AIM OF THE EXERCISE
Look through the listing and locate every line containing the word "screenshot"; copy those lines.

RECORD EXCERPTS
····················

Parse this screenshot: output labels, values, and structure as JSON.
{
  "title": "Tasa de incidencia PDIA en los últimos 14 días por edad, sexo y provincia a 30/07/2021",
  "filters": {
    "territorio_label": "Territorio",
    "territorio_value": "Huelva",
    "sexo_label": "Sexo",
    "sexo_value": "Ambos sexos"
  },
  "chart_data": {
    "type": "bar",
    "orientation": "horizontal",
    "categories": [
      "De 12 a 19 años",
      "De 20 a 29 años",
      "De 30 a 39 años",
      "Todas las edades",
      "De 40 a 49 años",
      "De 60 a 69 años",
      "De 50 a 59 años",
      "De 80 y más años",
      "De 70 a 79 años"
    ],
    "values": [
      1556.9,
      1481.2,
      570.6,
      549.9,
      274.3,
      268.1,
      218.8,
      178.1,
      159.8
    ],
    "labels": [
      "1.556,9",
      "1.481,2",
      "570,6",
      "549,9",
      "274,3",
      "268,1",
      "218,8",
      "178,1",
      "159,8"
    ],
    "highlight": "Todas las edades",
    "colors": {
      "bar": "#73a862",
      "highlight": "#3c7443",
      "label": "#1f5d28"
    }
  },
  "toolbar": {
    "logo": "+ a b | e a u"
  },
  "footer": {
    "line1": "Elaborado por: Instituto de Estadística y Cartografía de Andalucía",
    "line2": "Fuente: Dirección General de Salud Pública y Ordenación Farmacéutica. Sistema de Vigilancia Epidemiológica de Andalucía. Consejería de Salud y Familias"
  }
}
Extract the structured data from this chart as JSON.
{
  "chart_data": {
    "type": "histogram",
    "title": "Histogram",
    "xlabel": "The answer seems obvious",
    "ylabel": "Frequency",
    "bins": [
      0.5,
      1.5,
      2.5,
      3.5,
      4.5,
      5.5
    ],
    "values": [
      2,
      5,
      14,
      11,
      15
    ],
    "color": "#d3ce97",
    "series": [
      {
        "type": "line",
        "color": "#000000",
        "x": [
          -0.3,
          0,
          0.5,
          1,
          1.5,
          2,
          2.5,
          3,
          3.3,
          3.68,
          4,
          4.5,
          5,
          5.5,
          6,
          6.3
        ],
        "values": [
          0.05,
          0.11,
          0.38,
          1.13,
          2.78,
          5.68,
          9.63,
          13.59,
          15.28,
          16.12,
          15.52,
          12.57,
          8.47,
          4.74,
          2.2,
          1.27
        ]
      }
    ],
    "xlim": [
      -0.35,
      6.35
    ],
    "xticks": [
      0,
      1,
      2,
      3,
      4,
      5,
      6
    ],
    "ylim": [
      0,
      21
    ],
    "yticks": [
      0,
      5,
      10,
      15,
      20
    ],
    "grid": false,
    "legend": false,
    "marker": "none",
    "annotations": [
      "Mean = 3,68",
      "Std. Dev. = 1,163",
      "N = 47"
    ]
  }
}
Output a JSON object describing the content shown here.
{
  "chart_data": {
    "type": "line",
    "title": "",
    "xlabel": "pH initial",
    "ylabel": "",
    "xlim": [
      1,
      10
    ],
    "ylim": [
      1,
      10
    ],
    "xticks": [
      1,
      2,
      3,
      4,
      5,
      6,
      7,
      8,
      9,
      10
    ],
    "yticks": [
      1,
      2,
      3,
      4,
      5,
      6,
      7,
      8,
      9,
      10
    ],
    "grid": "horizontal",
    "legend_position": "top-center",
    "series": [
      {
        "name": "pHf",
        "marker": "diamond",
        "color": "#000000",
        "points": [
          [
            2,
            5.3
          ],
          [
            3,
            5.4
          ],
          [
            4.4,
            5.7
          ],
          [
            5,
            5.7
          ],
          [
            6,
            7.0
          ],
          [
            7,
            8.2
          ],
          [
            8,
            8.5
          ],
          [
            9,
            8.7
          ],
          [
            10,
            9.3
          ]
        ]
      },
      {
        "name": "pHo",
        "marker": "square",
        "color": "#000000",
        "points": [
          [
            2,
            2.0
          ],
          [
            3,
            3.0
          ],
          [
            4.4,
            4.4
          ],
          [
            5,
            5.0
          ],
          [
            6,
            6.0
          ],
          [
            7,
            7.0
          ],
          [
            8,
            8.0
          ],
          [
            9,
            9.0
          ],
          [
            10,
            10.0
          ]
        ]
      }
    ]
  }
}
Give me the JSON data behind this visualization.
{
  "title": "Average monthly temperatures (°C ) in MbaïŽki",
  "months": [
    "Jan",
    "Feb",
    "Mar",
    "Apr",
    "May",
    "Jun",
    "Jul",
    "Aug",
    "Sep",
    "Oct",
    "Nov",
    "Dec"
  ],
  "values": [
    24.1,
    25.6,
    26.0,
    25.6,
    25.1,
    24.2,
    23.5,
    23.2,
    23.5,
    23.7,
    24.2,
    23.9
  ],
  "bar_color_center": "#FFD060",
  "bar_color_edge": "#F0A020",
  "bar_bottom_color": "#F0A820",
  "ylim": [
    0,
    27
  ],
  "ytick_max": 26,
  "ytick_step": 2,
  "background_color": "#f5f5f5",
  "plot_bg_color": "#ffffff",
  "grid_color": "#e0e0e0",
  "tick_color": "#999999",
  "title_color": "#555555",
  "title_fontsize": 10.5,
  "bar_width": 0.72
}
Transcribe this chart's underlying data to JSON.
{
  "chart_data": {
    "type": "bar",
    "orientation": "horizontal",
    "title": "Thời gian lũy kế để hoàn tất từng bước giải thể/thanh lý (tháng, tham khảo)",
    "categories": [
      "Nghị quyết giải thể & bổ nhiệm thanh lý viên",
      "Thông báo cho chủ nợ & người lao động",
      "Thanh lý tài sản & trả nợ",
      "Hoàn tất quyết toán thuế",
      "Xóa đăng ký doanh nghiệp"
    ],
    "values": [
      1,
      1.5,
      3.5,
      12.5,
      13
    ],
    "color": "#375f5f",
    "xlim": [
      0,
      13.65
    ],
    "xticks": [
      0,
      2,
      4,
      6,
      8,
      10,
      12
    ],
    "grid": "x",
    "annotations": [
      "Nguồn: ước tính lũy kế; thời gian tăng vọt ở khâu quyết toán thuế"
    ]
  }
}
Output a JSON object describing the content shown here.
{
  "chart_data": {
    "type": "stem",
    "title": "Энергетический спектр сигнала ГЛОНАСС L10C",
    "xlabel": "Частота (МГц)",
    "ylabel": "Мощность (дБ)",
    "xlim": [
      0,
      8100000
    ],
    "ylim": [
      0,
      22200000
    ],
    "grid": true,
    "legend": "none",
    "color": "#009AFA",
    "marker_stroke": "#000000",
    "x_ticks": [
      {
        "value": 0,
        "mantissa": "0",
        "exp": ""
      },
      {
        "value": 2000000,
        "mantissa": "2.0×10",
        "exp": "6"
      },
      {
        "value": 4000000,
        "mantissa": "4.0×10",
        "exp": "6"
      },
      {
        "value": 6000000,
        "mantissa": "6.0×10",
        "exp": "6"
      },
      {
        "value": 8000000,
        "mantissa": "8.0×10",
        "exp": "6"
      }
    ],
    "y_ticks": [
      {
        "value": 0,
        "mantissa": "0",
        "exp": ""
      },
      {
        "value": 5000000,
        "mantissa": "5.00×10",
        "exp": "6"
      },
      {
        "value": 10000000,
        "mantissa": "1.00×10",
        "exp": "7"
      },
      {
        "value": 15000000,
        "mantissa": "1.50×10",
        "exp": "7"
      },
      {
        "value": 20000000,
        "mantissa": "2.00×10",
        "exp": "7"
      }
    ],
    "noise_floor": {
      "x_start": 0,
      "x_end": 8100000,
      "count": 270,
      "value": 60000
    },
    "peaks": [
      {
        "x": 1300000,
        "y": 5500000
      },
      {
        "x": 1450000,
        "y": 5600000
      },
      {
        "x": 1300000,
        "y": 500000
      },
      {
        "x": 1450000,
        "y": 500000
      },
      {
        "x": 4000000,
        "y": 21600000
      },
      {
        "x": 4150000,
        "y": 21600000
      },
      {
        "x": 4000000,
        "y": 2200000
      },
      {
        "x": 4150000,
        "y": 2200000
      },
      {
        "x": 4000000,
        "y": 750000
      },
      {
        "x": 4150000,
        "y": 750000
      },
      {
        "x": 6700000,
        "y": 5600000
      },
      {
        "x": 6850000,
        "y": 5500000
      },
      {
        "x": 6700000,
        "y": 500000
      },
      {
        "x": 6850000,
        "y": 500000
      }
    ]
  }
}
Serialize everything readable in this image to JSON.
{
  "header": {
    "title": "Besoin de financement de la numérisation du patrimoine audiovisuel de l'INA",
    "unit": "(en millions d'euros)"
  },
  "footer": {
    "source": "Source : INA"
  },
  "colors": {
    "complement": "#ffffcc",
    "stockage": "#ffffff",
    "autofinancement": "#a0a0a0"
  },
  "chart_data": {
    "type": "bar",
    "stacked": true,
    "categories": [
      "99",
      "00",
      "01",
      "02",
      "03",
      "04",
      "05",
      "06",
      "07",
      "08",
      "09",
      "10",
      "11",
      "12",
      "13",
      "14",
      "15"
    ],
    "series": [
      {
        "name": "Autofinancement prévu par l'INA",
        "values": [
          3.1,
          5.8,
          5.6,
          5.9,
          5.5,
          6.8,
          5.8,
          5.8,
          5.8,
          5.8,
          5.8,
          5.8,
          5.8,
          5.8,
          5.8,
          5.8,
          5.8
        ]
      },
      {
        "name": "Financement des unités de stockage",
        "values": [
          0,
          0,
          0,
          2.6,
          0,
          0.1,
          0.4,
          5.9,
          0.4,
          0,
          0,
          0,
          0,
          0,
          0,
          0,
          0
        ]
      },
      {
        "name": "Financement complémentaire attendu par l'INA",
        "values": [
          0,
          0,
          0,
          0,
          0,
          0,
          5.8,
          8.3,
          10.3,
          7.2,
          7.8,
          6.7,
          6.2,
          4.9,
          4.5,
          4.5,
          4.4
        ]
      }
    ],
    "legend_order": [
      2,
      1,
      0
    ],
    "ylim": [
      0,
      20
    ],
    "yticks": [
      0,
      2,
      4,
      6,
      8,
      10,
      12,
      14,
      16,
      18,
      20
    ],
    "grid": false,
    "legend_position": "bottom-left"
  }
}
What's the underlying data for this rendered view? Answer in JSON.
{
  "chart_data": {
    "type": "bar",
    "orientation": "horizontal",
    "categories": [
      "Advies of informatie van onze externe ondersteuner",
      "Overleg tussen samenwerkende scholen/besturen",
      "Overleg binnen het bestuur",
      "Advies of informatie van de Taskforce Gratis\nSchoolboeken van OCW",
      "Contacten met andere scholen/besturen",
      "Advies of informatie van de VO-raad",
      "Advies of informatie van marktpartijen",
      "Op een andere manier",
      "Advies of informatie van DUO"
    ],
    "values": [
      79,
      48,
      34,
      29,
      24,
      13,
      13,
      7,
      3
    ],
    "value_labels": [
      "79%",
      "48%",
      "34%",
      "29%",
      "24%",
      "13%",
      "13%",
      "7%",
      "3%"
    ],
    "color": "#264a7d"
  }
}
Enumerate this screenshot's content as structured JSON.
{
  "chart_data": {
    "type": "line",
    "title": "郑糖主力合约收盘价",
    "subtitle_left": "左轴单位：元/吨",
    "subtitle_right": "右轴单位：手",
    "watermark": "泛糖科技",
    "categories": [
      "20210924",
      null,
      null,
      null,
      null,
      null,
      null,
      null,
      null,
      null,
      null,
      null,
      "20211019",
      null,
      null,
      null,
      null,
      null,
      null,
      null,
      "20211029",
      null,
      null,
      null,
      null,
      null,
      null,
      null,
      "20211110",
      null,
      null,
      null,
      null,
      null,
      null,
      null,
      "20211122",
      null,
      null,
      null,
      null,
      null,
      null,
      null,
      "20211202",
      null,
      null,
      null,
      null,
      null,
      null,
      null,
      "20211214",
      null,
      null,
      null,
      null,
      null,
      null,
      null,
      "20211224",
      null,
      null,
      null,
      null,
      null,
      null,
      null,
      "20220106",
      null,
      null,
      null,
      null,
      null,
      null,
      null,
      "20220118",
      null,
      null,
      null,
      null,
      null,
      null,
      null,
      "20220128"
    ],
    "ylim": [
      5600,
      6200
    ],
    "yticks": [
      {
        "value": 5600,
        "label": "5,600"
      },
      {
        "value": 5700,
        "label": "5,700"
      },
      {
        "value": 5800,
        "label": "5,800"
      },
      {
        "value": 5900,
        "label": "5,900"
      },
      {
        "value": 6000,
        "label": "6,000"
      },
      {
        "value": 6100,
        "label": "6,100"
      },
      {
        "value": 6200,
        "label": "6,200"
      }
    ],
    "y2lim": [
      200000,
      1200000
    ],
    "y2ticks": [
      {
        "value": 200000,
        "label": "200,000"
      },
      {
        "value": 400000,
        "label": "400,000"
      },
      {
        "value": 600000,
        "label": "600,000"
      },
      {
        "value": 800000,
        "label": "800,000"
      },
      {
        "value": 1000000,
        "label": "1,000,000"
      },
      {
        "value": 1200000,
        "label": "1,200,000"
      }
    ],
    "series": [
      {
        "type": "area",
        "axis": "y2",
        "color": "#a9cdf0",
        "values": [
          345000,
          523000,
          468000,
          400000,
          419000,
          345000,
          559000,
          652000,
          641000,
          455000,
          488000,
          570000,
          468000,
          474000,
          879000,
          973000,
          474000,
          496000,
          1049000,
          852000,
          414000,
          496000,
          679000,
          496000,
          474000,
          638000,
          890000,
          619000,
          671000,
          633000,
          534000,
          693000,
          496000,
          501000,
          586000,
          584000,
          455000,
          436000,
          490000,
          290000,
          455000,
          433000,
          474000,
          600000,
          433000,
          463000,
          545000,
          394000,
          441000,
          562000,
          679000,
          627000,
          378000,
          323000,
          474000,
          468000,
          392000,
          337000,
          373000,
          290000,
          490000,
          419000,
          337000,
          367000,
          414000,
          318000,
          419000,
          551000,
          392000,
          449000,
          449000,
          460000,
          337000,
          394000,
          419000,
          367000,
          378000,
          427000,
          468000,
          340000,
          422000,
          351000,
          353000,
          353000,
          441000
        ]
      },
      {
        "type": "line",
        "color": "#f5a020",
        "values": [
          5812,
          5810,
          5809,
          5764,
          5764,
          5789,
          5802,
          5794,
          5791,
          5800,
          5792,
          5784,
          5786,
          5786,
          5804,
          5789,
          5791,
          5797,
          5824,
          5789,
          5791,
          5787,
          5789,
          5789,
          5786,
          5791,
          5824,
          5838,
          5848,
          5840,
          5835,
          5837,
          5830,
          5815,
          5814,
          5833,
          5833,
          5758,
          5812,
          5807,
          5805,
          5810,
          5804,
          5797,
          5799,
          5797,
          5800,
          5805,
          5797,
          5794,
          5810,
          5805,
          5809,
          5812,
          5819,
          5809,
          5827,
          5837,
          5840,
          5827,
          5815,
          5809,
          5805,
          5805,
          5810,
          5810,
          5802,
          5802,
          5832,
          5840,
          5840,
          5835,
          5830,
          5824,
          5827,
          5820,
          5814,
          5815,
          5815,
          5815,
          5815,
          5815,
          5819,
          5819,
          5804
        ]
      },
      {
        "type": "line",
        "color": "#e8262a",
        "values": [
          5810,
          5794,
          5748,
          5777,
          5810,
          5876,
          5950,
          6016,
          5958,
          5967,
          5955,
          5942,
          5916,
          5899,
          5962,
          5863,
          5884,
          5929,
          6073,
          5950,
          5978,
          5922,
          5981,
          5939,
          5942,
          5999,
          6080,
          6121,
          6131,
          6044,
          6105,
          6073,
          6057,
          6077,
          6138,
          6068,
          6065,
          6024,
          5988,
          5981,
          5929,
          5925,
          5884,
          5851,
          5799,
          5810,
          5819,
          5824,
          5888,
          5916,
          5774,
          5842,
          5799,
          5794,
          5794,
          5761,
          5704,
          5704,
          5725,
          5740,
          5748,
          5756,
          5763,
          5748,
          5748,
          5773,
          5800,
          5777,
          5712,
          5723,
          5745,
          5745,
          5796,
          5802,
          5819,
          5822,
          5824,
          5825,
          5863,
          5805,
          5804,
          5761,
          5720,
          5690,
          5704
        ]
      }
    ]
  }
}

····················

RESPONSE TO THE TASK
Parse this screenshot: output labels, values, and structure as JSON.
Enumerate this screenshot's content as structured JSON.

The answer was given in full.